[YOUR INSTRUCTIONS] Output the data that follows exactly, line for line.
— Start DATASET RECORDS —
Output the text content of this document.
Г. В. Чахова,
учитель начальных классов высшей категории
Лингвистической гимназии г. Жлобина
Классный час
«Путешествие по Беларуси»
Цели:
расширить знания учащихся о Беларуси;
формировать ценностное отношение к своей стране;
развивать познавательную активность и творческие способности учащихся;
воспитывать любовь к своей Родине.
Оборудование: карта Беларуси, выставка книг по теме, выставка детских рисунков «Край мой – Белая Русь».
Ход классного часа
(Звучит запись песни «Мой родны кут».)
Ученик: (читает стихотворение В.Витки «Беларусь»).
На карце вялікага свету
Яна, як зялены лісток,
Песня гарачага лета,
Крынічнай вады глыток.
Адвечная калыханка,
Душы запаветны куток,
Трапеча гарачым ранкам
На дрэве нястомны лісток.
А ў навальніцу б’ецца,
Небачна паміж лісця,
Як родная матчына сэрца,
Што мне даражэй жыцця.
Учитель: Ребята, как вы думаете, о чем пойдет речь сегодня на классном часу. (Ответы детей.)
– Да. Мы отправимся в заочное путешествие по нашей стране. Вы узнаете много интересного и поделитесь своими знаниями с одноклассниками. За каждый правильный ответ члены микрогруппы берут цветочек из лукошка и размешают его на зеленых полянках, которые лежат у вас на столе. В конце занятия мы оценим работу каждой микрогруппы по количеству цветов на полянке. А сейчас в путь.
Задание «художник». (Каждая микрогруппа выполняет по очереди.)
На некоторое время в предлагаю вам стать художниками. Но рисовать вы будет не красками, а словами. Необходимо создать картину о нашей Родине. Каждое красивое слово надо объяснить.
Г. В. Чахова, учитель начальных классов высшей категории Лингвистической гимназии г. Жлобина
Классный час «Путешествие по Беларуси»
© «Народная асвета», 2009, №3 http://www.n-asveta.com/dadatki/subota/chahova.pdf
— End DATASET RECORDS —
[ANSWER FOR THE TASK]
Output the text content of this document.
Г. В. Чахова,
учитель начальных классов высшей категории
Лингвистической гимназии г. Жлобина
Классный час
«Путешествие по Беларуси»
Цели:
расширить знания учащихся о Беларуси;
формировать ценностное отношение к своей стране;
развивать познавательную активность и творческие способности учащихся;
воспитывать любовь к своей Родине.
Оборудование: карта Беларуси, выставка книг по теме, выставка детских рисунков «Край мой – Белая Русь».
Ход классного часа
(Звучит запись песни «Мой родны кут».)
Ученик: (читает стихотворение В.Витки «Беларусь»).
На карце вялікага свету
Яна, як зялены лісток,
Песня гарачага лета,
Крынічнай вады глыток.
Адвечная калыханка,
Душы запаветны куток,
Трапеча гарачым ранкам
На дрэве нястомны лісток.
А ў навальніцу б’ецца,
Небачна паміж лісця,
Як родная матчына сэрца,
Што мне даражэй жыцця.
Учитель: Ребята, как вы думаете, о чем пойдет речь сегодня на классном часу. (Ответы детей.)
– Да. Мы отправимся в заочное путешествие по нашей стране. Вы узнаете много интересного и поделитесь своими знаниями с одноклассниками. За каждый правильный ответ члены микрогруппы берут цветочек из лукошка и размешают его на зеленых полянках, которые лежат у вас на столе. В конце занятия мы оценим работу каждой микрогруппы по количеству цветов на полянке. А сейчас в путь.
Задание «художник». (Каждая микрогруппа выполняет по очереди.)
На некоторое время в предлагаю вам стать художниками. Но рисовать вы будет не красками, а словами. Необходимо создать картину о нашей Родине. Каждое красивое слово надо объяснить.
Г. В. Чахова, учитель начальных классов высшей категории Лингвистической гимназии г. Жлобина
Классный час «Путешествие по Беларуси»
© «Народная асвета», 2009, №3 http://www.n-asveta.com/dadatki/subota/chahova.pdf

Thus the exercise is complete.